Copy out every line in which the string "name" occurs.

Stored data
* * *

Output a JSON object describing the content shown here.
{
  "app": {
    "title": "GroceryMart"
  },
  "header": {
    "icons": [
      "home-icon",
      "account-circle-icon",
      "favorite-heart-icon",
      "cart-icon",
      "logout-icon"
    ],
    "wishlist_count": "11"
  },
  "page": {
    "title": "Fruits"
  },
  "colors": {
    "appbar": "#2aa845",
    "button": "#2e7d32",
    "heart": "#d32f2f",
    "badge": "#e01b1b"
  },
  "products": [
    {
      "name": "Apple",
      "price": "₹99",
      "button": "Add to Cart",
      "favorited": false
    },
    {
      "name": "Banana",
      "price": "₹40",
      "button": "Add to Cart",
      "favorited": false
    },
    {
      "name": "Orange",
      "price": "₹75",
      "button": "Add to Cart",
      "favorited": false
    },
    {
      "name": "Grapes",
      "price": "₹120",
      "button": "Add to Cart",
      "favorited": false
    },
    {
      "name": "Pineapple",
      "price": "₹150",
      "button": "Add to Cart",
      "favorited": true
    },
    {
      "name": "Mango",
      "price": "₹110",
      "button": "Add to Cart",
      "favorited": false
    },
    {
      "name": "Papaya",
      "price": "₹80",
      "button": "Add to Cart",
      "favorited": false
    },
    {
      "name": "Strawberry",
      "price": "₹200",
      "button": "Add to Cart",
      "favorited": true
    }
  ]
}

* * *

WRITTEN SOLUTION.
      "name": "Apple",
      "name": "Banana",
      "name": "Orange",
      "name": "Grapes",
      "name": "Pineapple",
      "name": "Mango",
      "name": "Papaya",
      "name": "Strawberry",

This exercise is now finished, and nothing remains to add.